**Given passage:**
■ ■ ■

# Congratulations to our SVS winner!



## Sonnie (Apr 11, 2006)

*CONGRATULATIONS TO OUR SVS WINNER*.....

*DRUM ROLLLLLLLLLLLL........................* :woohoo:

[BANANA]
*Spoiler* 



*tonyvdb!*


[/BANANA] 
:fireworks2: :fireworks1: :fireworks2:

*Wins his choice of a PB13-Ultra or PC-Ultra!*

arty:

Thanks to everyone who participated ... and don't go anywhere... we have lots more to give away! :yes:


----------



## tonyvdb (Sep 5, 2007)

I'm at a loss for words right now! Thank-you SVS, Sonnie and the Shack for this great gift. :yay:

Now I just need to figure out what one I should get, The PB13-Ultra or PC-Ultra? I like the box for looks better. Suggestions?


----------



## Ricci (May 23, 2007)

Noooooooooohhh!:explode: I was robbed! Robbed I tell you!

Congratulations man, you just won a killer subwoofer. I would go for the box with a premium finish myself. You have to pay a little for the premo finish, but hey, a PB13 Ultra for 150 bucks...man


----------



## mike c (Apr 25, 2006)

oh my! i just looked at your sig ... you are upgrading from your yamaha subs to the SVS?!!

i'm really really excited for you. this is the best upgrade you can ever make.


----------



## tonyvdb (Sep 5, 2007)

■ ■ ■

[Collected data entries]
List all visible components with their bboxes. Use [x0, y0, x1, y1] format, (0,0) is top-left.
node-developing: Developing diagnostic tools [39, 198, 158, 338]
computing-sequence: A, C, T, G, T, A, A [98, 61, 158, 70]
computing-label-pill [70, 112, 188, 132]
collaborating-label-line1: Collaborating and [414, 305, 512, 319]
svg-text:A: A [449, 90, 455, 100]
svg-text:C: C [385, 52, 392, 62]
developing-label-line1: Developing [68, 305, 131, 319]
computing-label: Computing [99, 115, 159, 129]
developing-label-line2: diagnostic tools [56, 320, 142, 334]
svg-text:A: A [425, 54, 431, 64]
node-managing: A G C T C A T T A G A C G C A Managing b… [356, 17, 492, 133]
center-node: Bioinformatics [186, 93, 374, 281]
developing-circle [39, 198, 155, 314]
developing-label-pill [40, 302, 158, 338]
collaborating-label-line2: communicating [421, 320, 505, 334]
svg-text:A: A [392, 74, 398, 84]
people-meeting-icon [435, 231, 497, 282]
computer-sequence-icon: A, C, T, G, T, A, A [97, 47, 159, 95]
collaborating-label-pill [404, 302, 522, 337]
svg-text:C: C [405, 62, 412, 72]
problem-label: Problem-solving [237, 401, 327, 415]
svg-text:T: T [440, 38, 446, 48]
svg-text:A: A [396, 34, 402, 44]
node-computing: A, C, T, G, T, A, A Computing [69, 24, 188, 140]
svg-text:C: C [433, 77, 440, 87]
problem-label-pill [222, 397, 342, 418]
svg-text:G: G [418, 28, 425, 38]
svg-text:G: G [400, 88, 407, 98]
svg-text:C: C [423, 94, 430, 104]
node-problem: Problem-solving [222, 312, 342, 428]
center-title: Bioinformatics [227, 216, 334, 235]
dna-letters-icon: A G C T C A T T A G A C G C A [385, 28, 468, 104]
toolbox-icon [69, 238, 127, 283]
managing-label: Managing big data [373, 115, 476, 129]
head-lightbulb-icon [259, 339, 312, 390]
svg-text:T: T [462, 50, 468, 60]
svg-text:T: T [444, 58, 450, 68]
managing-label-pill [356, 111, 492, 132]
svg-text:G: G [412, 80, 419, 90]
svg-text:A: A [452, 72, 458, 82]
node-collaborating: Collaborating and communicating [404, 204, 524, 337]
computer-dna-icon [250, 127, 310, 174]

■ ■ ■

**Problem description:**
Carry on the subwoofer giveaway thread from the point where it stops. The records have no role here.

**The result:**
mike c said:


> oh my! i just looked at your sig ... you are upgrading from your yamaha subs to the SVS?!!
> 
> i'm really really excited for you. this is the best upgrade you can ever make.


The A/D/S sub is not that bad but its only a 10" 150watt long excursion so this will defiantly be an improvement. The Yamaha is just an extra that I had lying around. 
Thanks for the nice comments.


----------



## Mike P. (Apr 6, 2007)

Congratulations on rhe win, Tony. Enjoy!


----------



## nova (Apr 30, 2006)

Congrats Tony,... hope ya enjoy the new SVS sub!


----------



## PhotoByMark (Jan 13, 2008)

wow! Lucky you. Too cool! Congrats.


----------



## warpdrive (May 6, 2007)

Congrats again.

The odds were so good with this contest that I actually felt I had a chance of winning. I was suprised there wasn't a lot more entries. I was mentally even calculating how I was going to fit and get that sub upstairs (wouldn't be easy).

Exciting isn't it? If you are just coming from Yamaha subs, this will be a like moving from a Corolla to a Viper. You leapfrogged a lot of other subs that you might have bought if you upgraded yourself


----------



## Guest (Feb 6, 2008)

Lucky Man! :jump: Congrats!!!!!!!!!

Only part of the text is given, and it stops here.